### [What to do]
Reproduce, character for character, the lines from the first one through the line containing "select-mode-icon[interactable]: ☝ (3, 81, 31, 109)", both ends included.

### [Task data]
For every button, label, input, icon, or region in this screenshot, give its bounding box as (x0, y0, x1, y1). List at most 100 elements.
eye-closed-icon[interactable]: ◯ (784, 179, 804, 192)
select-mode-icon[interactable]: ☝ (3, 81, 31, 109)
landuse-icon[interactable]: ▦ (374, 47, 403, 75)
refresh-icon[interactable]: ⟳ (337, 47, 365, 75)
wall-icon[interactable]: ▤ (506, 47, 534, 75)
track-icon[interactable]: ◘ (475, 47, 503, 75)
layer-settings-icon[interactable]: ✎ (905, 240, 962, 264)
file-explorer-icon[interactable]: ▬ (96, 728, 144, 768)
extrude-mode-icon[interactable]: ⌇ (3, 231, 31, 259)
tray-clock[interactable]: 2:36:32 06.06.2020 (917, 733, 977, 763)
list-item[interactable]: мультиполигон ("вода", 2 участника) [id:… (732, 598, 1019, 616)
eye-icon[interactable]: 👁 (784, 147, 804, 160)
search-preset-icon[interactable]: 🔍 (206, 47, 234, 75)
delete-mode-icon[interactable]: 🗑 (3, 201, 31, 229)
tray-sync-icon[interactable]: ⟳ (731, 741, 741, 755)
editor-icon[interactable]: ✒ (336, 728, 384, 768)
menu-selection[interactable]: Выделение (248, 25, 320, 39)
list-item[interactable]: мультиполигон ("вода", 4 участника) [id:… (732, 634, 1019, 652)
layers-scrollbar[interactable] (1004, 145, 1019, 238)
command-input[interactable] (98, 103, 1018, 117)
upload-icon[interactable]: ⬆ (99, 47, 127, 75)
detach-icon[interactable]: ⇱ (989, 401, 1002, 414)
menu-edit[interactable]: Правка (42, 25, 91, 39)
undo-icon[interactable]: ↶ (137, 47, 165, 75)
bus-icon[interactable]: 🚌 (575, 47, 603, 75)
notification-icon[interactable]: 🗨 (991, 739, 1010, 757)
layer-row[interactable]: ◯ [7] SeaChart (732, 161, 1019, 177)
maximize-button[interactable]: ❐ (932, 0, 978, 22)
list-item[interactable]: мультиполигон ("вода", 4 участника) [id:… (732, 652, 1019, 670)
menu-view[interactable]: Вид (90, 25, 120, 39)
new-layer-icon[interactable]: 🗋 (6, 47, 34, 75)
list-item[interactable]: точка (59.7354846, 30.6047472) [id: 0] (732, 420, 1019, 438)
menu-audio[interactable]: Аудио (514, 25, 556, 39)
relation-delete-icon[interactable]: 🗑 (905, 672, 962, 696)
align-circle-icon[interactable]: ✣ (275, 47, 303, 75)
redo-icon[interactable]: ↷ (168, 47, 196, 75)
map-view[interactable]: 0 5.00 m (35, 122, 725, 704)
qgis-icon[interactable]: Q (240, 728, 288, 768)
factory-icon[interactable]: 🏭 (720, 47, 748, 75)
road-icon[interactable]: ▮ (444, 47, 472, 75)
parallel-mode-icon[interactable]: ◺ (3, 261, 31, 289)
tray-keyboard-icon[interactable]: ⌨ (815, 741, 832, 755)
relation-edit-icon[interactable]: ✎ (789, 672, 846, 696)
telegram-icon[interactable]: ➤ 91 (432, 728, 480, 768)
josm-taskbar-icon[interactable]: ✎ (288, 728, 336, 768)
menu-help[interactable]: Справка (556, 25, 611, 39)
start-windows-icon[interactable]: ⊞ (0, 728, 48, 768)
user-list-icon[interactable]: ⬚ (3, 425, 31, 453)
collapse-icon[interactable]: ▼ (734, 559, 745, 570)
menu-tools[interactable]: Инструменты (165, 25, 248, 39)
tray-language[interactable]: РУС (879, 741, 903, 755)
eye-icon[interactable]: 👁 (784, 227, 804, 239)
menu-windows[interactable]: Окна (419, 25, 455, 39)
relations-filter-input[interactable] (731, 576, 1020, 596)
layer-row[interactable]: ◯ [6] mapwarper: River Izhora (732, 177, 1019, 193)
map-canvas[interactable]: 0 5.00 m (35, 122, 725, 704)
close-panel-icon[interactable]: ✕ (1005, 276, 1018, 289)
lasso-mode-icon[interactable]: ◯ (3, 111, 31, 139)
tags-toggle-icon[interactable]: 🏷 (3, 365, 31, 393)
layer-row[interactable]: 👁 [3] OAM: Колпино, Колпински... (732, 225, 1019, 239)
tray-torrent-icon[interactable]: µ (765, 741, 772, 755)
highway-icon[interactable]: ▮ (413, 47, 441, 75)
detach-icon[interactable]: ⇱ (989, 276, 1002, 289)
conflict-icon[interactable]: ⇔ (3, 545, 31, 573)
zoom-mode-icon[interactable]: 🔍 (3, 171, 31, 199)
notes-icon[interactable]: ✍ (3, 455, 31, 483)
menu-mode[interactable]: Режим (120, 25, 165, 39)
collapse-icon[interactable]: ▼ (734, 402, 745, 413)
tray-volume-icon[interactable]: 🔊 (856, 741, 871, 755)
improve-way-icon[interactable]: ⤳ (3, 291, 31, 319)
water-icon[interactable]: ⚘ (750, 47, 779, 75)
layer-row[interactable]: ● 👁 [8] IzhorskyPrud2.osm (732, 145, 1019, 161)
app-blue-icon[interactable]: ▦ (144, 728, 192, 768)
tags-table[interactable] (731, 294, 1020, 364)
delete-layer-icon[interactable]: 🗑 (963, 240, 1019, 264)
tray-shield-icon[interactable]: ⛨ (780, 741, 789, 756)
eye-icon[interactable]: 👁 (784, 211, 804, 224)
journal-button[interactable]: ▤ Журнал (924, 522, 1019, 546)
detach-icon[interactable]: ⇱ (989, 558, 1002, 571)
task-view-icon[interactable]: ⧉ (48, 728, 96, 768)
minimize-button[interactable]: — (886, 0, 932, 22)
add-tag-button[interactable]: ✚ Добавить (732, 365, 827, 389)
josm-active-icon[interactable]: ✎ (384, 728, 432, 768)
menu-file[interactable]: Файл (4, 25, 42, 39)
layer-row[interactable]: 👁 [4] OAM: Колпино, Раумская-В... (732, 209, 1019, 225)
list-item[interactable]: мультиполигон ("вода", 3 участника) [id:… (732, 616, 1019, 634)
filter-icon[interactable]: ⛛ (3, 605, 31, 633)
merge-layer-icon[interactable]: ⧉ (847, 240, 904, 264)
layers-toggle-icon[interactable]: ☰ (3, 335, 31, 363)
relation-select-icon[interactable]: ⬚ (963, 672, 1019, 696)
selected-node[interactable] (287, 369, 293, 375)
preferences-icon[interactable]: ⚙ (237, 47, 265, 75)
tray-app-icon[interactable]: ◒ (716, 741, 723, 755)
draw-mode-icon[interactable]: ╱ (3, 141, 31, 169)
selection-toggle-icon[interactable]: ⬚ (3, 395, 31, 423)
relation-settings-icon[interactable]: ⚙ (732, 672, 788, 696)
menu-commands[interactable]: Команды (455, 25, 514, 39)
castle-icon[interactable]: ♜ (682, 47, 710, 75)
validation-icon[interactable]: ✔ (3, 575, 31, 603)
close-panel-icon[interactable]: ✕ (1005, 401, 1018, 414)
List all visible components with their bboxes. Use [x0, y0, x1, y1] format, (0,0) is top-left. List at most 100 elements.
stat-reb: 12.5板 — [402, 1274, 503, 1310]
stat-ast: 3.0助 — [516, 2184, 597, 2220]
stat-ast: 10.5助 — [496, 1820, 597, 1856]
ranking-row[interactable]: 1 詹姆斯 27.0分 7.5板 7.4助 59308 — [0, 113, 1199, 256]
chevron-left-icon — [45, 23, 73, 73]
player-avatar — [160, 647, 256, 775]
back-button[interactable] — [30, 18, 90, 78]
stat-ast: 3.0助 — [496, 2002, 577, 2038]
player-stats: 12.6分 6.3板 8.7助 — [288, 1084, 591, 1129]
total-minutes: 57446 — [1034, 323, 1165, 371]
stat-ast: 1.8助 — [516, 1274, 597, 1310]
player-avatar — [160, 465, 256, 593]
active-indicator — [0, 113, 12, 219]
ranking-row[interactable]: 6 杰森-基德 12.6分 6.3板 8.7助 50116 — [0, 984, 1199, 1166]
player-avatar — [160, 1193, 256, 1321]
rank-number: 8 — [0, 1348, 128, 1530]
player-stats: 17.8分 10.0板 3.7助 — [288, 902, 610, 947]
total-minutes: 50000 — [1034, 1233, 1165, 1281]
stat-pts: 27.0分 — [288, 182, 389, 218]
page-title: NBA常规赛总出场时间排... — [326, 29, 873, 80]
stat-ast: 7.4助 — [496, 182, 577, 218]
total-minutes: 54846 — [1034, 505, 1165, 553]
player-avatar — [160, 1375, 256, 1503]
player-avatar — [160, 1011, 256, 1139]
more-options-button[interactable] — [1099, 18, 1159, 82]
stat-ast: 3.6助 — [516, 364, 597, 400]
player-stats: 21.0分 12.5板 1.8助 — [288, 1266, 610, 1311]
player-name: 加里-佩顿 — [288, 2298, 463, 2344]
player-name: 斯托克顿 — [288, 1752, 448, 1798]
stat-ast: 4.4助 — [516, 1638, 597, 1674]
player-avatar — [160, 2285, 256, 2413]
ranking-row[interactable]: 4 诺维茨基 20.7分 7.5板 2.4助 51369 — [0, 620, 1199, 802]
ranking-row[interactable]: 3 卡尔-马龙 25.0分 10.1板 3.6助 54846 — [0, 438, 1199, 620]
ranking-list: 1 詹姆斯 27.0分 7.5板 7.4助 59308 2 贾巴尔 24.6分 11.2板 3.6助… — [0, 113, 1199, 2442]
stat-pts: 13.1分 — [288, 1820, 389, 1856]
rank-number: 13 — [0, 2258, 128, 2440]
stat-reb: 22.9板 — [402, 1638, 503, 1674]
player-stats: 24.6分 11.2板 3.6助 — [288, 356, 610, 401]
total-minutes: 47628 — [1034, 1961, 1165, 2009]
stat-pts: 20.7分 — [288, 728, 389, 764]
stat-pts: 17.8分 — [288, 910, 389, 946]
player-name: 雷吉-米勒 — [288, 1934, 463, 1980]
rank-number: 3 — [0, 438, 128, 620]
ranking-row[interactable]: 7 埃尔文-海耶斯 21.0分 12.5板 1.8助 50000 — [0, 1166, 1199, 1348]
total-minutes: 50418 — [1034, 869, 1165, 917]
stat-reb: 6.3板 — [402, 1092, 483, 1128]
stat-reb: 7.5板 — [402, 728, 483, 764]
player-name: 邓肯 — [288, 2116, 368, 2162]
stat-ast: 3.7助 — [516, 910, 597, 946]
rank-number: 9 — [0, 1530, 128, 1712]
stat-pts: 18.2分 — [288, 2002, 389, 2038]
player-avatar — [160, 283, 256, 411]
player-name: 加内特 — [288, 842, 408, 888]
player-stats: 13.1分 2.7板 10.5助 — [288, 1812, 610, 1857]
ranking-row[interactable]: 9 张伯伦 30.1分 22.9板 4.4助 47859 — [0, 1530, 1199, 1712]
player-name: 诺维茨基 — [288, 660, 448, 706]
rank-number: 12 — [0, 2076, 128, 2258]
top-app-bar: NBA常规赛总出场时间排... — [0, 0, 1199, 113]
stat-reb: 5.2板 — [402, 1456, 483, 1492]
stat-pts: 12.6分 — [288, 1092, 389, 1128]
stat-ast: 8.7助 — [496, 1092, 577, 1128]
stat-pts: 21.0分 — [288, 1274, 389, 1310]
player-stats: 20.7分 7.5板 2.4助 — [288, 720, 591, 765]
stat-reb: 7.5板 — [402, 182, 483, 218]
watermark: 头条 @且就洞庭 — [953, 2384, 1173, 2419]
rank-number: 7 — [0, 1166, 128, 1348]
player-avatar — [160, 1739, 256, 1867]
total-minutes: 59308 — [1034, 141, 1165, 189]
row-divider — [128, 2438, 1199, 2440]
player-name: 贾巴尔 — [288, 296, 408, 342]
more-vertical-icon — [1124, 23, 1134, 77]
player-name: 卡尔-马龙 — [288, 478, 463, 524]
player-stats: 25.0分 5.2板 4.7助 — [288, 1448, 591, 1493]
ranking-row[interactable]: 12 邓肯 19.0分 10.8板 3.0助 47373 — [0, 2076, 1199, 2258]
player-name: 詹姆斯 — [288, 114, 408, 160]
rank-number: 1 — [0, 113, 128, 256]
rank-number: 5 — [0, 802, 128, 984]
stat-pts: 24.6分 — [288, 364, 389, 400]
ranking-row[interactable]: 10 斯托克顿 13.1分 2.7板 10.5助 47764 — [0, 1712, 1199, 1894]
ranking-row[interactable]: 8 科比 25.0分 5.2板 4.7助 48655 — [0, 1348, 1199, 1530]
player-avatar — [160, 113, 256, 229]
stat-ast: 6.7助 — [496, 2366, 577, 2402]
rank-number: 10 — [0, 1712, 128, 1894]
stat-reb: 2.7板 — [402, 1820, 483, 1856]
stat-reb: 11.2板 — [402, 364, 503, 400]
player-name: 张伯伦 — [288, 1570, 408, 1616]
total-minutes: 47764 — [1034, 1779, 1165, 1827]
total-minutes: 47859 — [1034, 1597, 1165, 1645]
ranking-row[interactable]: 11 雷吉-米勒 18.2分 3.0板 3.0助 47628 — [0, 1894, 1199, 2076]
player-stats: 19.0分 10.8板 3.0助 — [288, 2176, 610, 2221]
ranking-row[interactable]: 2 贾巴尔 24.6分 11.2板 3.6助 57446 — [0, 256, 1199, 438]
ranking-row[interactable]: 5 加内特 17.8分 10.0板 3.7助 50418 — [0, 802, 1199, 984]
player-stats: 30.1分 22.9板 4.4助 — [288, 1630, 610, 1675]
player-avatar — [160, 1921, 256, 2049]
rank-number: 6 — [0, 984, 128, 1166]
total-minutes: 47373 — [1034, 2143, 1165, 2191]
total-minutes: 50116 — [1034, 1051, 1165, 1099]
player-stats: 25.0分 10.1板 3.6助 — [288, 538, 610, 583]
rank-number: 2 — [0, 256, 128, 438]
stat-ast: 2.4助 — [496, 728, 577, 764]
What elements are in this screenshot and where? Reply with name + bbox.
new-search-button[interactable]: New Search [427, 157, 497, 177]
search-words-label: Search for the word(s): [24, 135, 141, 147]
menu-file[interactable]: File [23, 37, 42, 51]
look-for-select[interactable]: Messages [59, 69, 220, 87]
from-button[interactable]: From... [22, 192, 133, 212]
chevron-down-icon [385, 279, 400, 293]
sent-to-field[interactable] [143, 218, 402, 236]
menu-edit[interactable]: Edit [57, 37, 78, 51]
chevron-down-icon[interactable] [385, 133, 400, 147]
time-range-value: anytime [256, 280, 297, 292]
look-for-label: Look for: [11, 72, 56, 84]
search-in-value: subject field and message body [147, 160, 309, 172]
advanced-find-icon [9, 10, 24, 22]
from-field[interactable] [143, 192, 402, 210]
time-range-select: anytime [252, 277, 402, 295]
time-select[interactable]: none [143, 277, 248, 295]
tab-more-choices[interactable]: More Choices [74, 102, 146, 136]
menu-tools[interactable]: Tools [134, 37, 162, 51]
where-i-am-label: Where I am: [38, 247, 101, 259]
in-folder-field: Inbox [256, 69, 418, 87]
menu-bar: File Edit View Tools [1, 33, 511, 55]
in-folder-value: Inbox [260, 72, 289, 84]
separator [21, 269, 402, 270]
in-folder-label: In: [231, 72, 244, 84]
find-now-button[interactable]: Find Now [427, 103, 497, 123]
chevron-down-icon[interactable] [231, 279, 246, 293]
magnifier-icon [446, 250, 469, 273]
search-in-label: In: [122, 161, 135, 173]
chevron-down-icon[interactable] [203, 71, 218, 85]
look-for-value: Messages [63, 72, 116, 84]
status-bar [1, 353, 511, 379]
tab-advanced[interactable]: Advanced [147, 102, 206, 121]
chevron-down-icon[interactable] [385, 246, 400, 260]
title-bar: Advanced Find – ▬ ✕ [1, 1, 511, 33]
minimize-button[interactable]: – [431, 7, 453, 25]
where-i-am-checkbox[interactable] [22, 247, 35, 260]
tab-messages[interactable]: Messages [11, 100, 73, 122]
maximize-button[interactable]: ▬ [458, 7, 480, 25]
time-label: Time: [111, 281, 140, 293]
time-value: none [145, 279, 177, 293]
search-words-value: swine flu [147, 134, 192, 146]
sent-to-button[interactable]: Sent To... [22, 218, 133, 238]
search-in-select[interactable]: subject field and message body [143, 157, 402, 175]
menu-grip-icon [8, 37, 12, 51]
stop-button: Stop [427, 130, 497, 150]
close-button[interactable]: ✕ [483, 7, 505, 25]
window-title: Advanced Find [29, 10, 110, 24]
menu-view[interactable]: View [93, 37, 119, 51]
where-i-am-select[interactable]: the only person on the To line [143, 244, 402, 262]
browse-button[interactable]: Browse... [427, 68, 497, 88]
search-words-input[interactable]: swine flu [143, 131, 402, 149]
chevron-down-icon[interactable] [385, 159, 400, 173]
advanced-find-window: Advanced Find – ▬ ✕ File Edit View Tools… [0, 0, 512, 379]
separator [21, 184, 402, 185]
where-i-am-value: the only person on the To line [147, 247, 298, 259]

### [Full solution]
For every button, label, input, icon, or region in this screenshot, give its bounding box as (x0, y0, x1, y1). List at most 100 elements.
eye-closed-icon[interactable]: ◯ (784, 179, 804, 192)
select-mode-icon[interactable]: ☝ (3, 81, 31, 109)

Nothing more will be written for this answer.